__EXERCISE OBJECTIVE__
Read through the entries below and return each line with the word "letter".

__STORED DATA__

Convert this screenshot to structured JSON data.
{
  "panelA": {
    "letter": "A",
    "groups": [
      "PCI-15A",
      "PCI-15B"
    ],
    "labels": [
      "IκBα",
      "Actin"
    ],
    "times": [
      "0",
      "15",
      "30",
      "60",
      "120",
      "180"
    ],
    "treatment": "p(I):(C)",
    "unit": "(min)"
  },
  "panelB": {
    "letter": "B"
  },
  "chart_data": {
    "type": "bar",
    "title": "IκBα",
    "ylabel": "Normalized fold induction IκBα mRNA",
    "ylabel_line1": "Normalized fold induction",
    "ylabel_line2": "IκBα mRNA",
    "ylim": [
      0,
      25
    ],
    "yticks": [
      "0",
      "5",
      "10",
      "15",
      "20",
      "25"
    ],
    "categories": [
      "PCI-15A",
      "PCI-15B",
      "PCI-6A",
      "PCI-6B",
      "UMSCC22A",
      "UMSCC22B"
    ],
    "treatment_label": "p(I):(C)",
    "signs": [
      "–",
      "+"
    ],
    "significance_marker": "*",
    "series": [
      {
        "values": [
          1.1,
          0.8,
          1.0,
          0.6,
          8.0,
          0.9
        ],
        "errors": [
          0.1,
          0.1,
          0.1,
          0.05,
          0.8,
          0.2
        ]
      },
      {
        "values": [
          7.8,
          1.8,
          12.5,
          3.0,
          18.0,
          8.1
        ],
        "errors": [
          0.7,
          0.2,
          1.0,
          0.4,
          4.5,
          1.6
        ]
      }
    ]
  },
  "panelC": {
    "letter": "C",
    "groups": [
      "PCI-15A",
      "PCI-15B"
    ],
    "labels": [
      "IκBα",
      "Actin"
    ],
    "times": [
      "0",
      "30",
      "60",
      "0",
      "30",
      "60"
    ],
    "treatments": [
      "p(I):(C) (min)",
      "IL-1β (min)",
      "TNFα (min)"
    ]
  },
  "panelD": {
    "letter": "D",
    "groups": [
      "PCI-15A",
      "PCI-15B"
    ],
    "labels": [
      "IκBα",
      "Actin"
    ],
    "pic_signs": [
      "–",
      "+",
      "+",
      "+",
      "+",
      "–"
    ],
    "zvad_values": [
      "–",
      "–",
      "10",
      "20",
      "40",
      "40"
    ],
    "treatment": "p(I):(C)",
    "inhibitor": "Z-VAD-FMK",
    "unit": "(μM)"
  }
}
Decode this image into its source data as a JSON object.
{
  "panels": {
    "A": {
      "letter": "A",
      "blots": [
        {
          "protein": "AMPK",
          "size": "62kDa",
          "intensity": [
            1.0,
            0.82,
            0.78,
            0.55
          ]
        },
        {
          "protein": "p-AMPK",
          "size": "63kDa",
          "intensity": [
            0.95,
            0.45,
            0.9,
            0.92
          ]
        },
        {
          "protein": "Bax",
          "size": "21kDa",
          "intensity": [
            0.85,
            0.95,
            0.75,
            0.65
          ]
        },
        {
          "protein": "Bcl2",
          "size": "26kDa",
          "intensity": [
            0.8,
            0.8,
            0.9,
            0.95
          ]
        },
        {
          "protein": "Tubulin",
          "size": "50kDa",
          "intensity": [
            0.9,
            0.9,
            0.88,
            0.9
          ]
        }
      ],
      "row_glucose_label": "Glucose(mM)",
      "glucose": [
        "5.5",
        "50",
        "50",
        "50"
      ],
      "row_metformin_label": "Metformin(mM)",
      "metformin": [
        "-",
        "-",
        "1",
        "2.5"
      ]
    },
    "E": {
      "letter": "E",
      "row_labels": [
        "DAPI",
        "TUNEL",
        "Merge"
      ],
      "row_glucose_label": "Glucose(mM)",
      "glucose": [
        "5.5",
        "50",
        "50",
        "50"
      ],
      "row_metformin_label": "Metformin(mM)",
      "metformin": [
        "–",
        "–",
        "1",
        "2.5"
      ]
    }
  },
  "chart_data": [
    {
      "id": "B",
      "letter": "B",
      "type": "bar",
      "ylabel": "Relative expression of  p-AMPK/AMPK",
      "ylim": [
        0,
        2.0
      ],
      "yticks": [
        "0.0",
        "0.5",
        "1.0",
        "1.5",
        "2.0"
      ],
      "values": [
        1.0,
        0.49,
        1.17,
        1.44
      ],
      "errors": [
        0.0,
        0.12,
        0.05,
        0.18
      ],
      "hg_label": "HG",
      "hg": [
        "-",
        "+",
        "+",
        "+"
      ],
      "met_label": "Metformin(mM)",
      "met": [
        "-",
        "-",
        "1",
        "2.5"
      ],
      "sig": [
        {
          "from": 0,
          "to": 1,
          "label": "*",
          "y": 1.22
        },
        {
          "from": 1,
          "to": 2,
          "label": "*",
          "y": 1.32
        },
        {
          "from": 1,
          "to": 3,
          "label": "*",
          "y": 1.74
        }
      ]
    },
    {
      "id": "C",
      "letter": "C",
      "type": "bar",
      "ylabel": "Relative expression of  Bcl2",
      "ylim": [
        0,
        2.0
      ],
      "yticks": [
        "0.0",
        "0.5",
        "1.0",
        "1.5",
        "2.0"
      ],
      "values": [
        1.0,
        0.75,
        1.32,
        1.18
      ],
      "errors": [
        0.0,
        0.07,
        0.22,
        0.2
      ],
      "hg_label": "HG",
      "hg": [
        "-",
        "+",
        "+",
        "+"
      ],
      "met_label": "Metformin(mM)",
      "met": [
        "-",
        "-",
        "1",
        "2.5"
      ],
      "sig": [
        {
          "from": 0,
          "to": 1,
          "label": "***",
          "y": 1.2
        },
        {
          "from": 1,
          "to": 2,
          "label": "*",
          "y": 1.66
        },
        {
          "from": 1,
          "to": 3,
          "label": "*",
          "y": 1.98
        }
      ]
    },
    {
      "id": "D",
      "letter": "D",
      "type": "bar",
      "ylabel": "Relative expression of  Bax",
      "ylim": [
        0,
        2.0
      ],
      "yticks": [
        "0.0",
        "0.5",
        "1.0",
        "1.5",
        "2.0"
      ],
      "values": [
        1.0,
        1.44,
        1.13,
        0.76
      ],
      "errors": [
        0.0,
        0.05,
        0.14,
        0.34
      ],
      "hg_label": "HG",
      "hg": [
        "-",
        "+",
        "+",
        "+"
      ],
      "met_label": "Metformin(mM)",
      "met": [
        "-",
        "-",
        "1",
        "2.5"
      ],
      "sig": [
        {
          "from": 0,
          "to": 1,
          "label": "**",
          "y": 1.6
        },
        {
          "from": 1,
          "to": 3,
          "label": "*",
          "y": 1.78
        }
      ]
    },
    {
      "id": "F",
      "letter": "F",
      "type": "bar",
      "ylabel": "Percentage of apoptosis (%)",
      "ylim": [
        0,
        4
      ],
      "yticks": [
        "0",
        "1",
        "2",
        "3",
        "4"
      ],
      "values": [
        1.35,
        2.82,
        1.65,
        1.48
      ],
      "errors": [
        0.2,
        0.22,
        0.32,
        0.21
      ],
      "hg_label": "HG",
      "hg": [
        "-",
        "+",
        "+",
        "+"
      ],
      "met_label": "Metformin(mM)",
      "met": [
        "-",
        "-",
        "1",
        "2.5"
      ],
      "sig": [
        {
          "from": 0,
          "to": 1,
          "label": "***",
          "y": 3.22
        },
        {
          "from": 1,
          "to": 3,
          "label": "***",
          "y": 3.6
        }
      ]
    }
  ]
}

__RESULT OF THIS TASK__
    "letter": "A",
    "letter": "B"
    "letter": "C",
    "letter": "D",
      "letter": "A",
      "letter": "E",
      "letter": "B",
      "letter": "C",
      "letter": "D",
      "letter": "F",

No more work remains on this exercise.